■ Task requirements ■
Rewrite the entries below, changing every "bar-transport" to "bar-transit" and keeping everything else the same. Leave out the pictures.

────────────────

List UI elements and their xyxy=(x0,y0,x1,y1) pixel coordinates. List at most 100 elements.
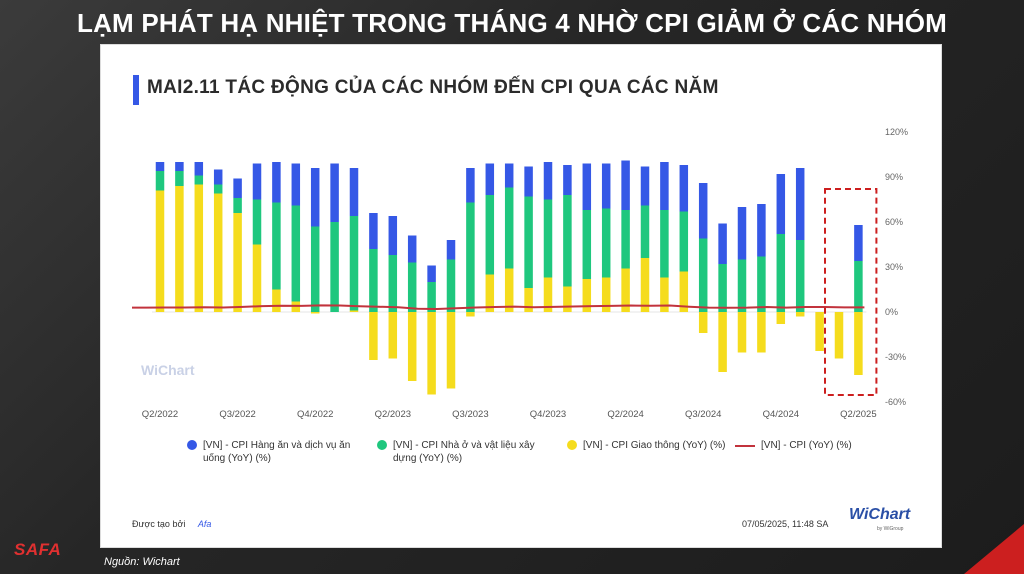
bar-housing[interactable] xyxy=(291,205,301,302)
bar-food[interactable] xyxy=(272,162,281,203)
bar-food[interactable] xyxy=(194,162,204,176)
bar-housing[interactable] xyxy=(776,234,786,312)
bar-housing[interactable] xyxy=(407,262,417,313)
bar-food[interactable] xyxy=(679,165,689,212)
bar-food[interactable] xyxy=(854,225,863,261)
bar-food[interactable] xyxy=(776,174,786,234)
bar-housing[interactable] xyxy=(175,171,184,186)
legend-item-transport[interactable]: [VN] - CPI Giao thông (YoY) (%) xyxy=(567,439,747,452)
bar-housing[interactable] xyxy=(601,208,611,278)
bar-food[interactable] xyxy=(446,240,456,260)
bar-housing[interactable] xyxy=(854,261,863,312)
bar-transport[interactable] xyxy=(563,286,572,313)
legend-item-cpi[interactable]: [VN] - CPI (YoY) (%) xyxy=(735,439,915,452)
bar-housing[interactable] xyxy=(466,202,475,313)
bar-housing[interactable] xyxy=(272,202,281,290)
bar-transport[interactable] xyxy=(155,190,165,313)
bar-transport[interactable] xyxy=(718,312,727,372)
bar-housing[interactable] xyxy=(640,205,650,259)
bar-transport[interactable] xyxy=(369,312,378,360)
bar-food[interactable] xyxy=(155,162,165,171)
bar-food[interactable] xyxy=(737,207,747,260)
bar-food[interactable] xyxy=(698,183,708,239)
bar-transport[interactable] xyxy=(388,312,398,359)
bar-housing[interactable] xyxy=(446,259,456,313)
bar-transport[interactable] xyxy=(427,312,436,395)
footer-author[interactable]: Afa xyxy=(197,519,212,529)
bar-housing[interactable] xyxy=(349,216,359,311)
bar-transport[interactable] xyxy=(213,193,223,313)
bar-transport[interactable] xyxy=(524,288,533,312)
bar-housing[interactable] xyxy=(213,184,223,194)
bar-food[interactable] xyxy=(795,168,805,240)
bar-food[interactable] xyxy=(757,204,766,257)
bar-transport[interactable] xyxy=(679,271,689,313)
bar-housing[interactable] xyxy=(795,240,805,312)
bar-housing[interactable] xyxy=(155,171,165,191)
bar-housing[interactable] xyxy=(582,210,592,279)
bar-housing[interactable] xyxy=(310,226,320,313)
bar-transport[interactable] xyxy=(582,279,592,312)
bar-transport[interactable] xyxy=(233,213,242,312)
bar-food[interactable] xyxy=(427,265,436,283)
bar-transport[interactable] xyxy=(795,312,805,317)
bar-transport[interactable] xyxy=(504,268,514,313)
bar-housing[interactable] xyxy=(330,222,339,312)
bar-transport[interactable] xyxy=(252,244,262,313)
bar-transport[interactable] xyxy=(407,312,417,381)
bar-food[interactable] xyxy=(621,160,630,211)
bar-food[interactable] xyxy=(718,223,727,265)
bar-transport[interactable] xyxy=(698,312,708,333)
bar-food[interactable] xyxy=(504,163,514,188)
bar-transport[interactable] xyxy=(776,312,786,324)
bar-transport[interactable] xyxy=(349,310,359,313)
bar-food[interactable] xyxy=(349,168,359,216)
bar-housing[interactable] xyxy=(427,282,436,312)
bar-food[interactable] xyxy=(466,168,475,203)
bar-transport[interactable] xyxy=(485,274,495,313)
bar-transport[interactable] xyxy=(640,258,650,312)
bar-housing[interactable] xyxy=(660,210,669,278)
bar-housing[interactable] xyxy=(718,264,727,312)
bar-food[interactable] xyxy=(485,163,495,196)
bar-food[interactable] xyxy=(213,169,223,185)
bar-food[interactable] xyxy=(660,162,669,210)
cpi-line[interactable] xyxy=(132,304,865,311)
bar-food[interactable] xyxy=(330,163,339,223)
bar-housing[interactable] xyxy=(563,195,572,287)
bar-housing[interactable] xyxy=(485,195,495,275)
bar-housing[interactable] xyxy=(194,175,204,185)
bar-housing[interactable] xyxy=(388,255,398,312)
legend-item-food[interactable]: [VN] - CPI Hàng ăn và dịch vụ ăn uống (Y… xyxy=(187,439,367,465)
bar-food[interactable] xyxy=(388,216,398,255)
bar-transport[interactable] xyxy=(854,312,863,375)
bar-housing[interactable] xyxy=(737,259,747,313)
bar-food[interactable] xyxy=(252,163,262,200)
bar-housing[interactable] xyxy=(252,199,262,245)
bar-transport[interactable] xyxy=(621,268,630,313)
bar-transport[interactable] xyxy=(815,312,824,351)
bar-housing[interactable] xyxy=(698,238,708,313)
bar-food[interactable] xyxy=(310,168,320,227)
bar-transport[interactable] xyxy=(446,312,456,389)
legend-item-housing[interactable]: [VN] - CPI Nhà ở và vật liệu xây dựng (Y… xyxy=(377,439,557,465)
bar-food[interactable] xyxy=(543,162,553,200)
bar-food[interactable] xyxy=(175,162,184,171)
bar-food[interactable] xyxy=(369,213,378,249)
bar-transport[interactable] xyxy=(834,312,844,359)
bar-transport[interactable] xyxy=(757,312,766,353)
bar-food[interactable] xyxy=(640,166,650,206)
bar-housing[interactable] xyxy=(524,196,533,289)
bar-housing[interactable] xyxy=(504,187,514,269)
bar-food[interactable] xyxy=(233,178,242,199)
bar-transport[interactable] xyxy=(175,186,184,312)
bar-transport[interactable] xyxy=(310,312,320,314)
bar-food[interactable] xyxy=(524,166,533,197)
bar-transport[interactable] xyxy=(601,277,611,313)
bar-transport[interactable] xyxy=(466,312,475,317)
bar-food[interactable] xyxy=(582,163,592,211)
bar-housing[interactable] xyxy=(233,198,242,213)
bar-housing[interactable] xyxy=(543,199,553,278)
bar-transport[interactable] xyxy=(194,184,204,313)
bar-housing[interactable] xyxy=(369,249,378,312)
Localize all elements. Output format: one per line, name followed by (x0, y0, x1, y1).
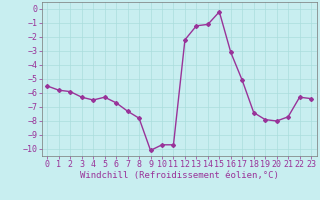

────────────────

■ Complete response ■
List UI elements and their xyxy=(x0,y0,x1,y1) pixel coordinates. List at most 100 elements.
bar-housing[interactable] xyxy=(291,205,301,302)
bar-food[interactable] xyxy=(272,162,281,203)
bar-food[interactable] xyxy=(194,162,204,176)
bar-housing[interactable] xyxy=(776,234,786,312)
bar-housing[interactable] xyxy=(407,262,417,313)
bar-food[interactable] xyxy=(679,165,689,212)
bar-food[interactable] xyxy=(854,225,863,261)
bar-food[interactable] xyxy=(776,174,786,234)
bar-housing[interactable] xyxy=(175,171,184,186)
legend-item-transport[interactable]: [VN] - CPI Giao thông (YoY) (%) xyxy=(567,439,747,452)
bar-housing[interactable] xyxy=(601,208,611,278)
bar-food[interactable] xyxy=(446,240,456,260)
bar-housing[interactable] xyxy=(854,261,863,312)
bar-transit[interactable] xyxy=(563,286,572,313)
legend-item-cpi[interactable]: [VN] - CPI (YoY) (%) xyxy=(735,439,915,452)
bar-housing[interactable] xyxy=(466,202,475,313)
bar-housing[interactable] xyxy=(272,202,281,290)
bar-transit[interactable] xyxy=(155,190,165,313)
bar-transit[interactable] xyxy=(718,312,727,372)
bar-housing[interactable] xyxy=(640,205,650,259)
bar-transit[interactable] xyxy=(369,312,378,360)
bar-food[interactable] xyxy=(155,162,165,171)
bar-food[interactable] xyxy=(737,207,747,260)
bar-food[interactable] xyxy=(698,183,708,239)
bar-transit[interactable] xyxy=(388,312,398,359)
bar-housing[interactable] xyxy=(446,259,456,313)
bar-transit[interactable] xyxy=(427,312,436,395)
footer-author[interactable]: Afa xyxy=(197,519,212,529)
bar-housing[interactable] xyxy=(349,216,359,311)
bar-transit[interactable] xyxy=(213,193,223,313)
bar-transit[interactable] xyxy=(524,288,533,312)
bar-housing[interactable] xyxy=(213,184,223,194)
bar-food[interactable] xyxy=(795,168,805,240)
bar-food[interactable] xyxy=(757,204,766,257)
bar-transit[interactable] xyxy=(679,271,689,313)
bar-housing[interactable] xyxy=(795,240,805,312)
bar-housing[interactable] xyxy=(155,171,165,191)
bar-housing[interactable] xyxy=(582,210,592,279)
bar-housing[interactable] xyxy=(310,226,320,313)
bar-transit[interactable] xyxy=(582,279,592,312)
bar-transit[interactable] xyxy=(233,213,242,312)
bar-food[interactable] xyxy=(427,265,436,283)
bar-transit[interactable] xyxy=(795,312,805,317)
bar-transit[interactable] xyxy=(504,268,514,313)
bar-housing[interactable] xyxy=(330,222,339,312)
bar-transit[interactable] xyxy=(252,244,262,313)
bar-transit[interactable] xyxy=(407,312,417,381)
bar-food[interactable] xyxy=(621,160,630,211)
bar-food[interactable] xyxy=(718,223,727,265)
bar-transit[interactable] xyxy=(698,312,708,333)
bar-food[interactable] xyxy=(504,163,514,188)
bar-transit[interactable] xyxy=(776,312,786,324)
bar-transit[interactable] xyxy=(349,310,359,313)
bar-food[interactable] xyxy=(349,168,359,216)
bar-housing[interactable] xyxy=(427,282,436,312)
bar-food[interactable] xyxy=(466,168,475,203)
bar-transit[interactable] xyxy=(485,274,495,313)
bar-transit[interactable] xyxy=(640,258,650,312)
bar-housing[interactable] xyxy=(660,210,669,278)
bar-housing[interactable] xyxy=(718,264,727,312)
bar-food[interactable] xyxy=(485,163,495,196)
bar-food[interactable] xyxy=(213,169,223,185)
bar-food[interactable] xyxy=(660,162,669,210)
cpi-line[interactable] xyxy=(132,304,865,311)
bar-food[interactable] xyxy=(330,163,339,223)
bar-housing[interactable] xyxy=(563,195,572,287)
bar-housing[interactable] xyxy=(485,195,495,275)
bar-housing[interactable] xyxy=(194,175,204,185)
bar-housing[interactable] xyxy=(388,255,398,312)
legend-item-food[interactable]: [VN] - CPI Hàng ăn và dịch vụ ăn uống (Y… xyxy=(187,439,367,465)
bar-food[interactable] xyxy=(388,216,398,255)
bar-transit[interactable] xyxy=(854,312,863,375)
bar-housing[interactable] xyxy=(737,259,747,313)
bar-food[interactable] xyxy=(252,163,262,200)
bar-housing[interactable] xyxy=(252,199,262,245)
bar-transit[interactable] xyxy=(621,268,630,313)
bar-transit[interactable] xyxy=(815,312,824,351)
bar-housing[interactable] xyxy=(698,238,708,313)
bar-food[interactable] xyxy=(310,168,320,227)
bar-transit[interactable] xyxy=(446,312,456,389)
legend-item-housing[interactable]: [VN] - CPI Nhà ở và vật liệu xây dựng (Y… xyxy=(377,439,557,465)
bar-food[interactable] xyxy=(543,162,553,200)
bar-food[interactable] xyxy=(175,162,184,171)
bar-food[interactable] xyxy=(369,213,378,249)
bar-transit[interactable] xyxy=(834,312,844,359)
bar-transit[interactable] xyxy=(757,312,766,353)
bar-food[interactable] xyxy=(640,166,650,206)
bar-housing[interactable] xyxy=(524,196,533,289)
bar-housing[interactable] xyxy=(504,187,514,269)
bar-food[interactable] xyxy=(233,178,242,199)
bar-transit[interactable] xyxy=(175,186,184,312)
bar-transit[interactable] xyxy=(310,312,320,314)
bar-food[interactable] xyxy=(524,166,533,197)
bar-transit[interactable] xyxy=(601,277,611,313)
bar-transit[interactable] xyxy=(466,312,475,317)
bar-food[interactable] xyxy=(582,163,592,211)
bar-housing[interactable] xyxy=(233,198,242,213)
bar-housing[interactable] xyxy=(543,199,553,278)
bar-transit[interactable] xyxy=(194,184,204,313)
bar-housing[interactable] xyxy=(369,249,378,312)
Localize all elements. Output format: one per line, name followed by (x0, y0, x1, y1).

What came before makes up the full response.